• _Task inputs_
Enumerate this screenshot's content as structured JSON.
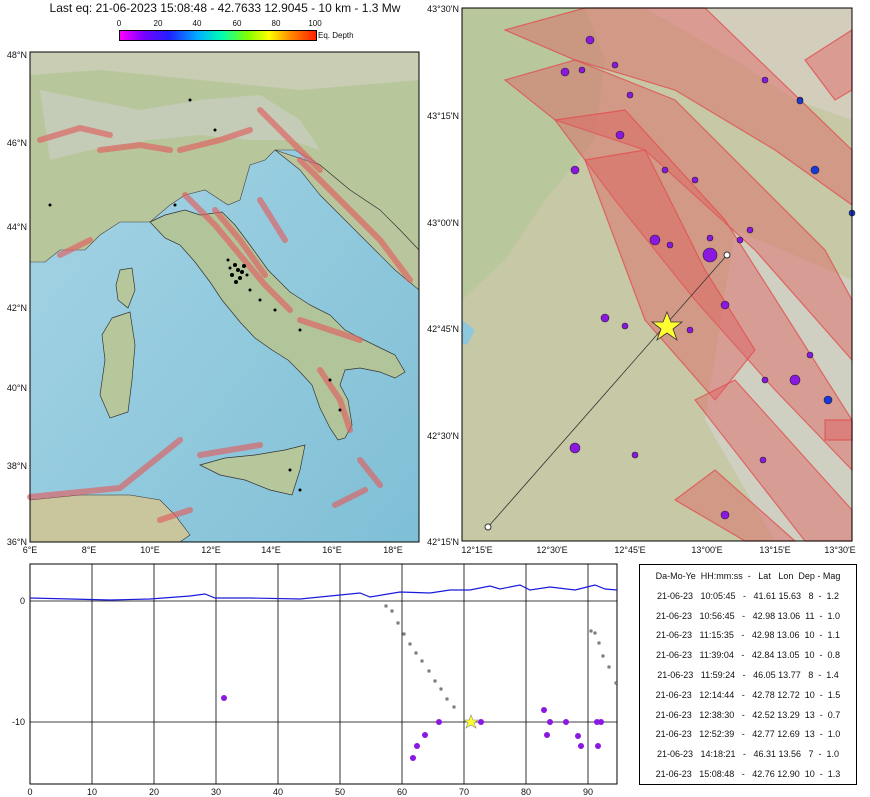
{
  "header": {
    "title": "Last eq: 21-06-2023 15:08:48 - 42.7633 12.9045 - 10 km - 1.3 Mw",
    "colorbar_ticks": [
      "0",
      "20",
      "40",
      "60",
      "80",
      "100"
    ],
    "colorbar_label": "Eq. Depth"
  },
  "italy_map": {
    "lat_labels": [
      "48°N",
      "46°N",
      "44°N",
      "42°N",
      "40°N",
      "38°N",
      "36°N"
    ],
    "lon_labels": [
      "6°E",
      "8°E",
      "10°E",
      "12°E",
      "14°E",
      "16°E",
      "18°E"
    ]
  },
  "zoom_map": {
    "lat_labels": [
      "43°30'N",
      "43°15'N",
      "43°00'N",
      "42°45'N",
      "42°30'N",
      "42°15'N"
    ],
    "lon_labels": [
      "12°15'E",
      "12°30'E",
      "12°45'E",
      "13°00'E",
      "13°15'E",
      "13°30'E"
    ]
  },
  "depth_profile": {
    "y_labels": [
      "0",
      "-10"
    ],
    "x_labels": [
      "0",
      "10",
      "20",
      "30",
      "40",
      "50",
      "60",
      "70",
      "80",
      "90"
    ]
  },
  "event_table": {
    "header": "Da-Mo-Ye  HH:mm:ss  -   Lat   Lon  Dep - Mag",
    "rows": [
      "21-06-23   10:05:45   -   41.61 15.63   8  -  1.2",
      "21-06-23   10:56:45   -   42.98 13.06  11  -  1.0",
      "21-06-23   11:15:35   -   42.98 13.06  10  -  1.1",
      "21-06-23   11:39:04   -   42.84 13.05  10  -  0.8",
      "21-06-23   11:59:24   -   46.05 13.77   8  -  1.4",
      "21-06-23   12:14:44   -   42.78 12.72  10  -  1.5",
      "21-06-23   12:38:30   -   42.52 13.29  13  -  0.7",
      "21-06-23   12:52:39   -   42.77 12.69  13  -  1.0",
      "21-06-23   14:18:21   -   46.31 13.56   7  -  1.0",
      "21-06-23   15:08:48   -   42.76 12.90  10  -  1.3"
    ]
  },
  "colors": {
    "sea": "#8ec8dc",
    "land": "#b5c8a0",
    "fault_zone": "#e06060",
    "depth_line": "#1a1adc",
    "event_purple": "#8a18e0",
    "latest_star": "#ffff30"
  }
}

---

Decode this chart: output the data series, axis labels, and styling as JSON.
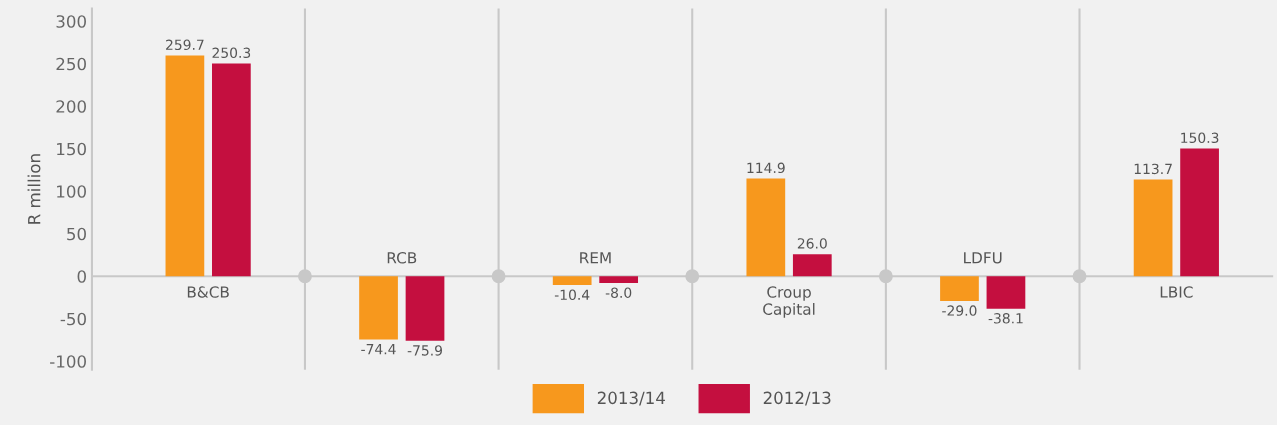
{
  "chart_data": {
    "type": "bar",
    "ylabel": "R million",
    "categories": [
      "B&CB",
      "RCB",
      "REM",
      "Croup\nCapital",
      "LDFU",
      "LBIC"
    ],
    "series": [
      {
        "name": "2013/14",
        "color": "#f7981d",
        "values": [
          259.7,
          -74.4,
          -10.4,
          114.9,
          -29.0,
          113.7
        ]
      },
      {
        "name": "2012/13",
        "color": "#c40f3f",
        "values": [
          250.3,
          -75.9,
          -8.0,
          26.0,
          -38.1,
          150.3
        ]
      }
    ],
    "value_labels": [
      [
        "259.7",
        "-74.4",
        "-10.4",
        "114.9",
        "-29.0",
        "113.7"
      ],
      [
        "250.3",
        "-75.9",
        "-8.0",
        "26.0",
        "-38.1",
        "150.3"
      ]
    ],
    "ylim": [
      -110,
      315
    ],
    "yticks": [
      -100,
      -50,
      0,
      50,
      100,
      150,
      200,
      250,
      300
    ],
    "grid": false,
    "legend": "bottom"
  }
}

• _Exercise details_
Tell how many lines hold the string "this", giving the number and nothing else.

• _Exercise solution_
2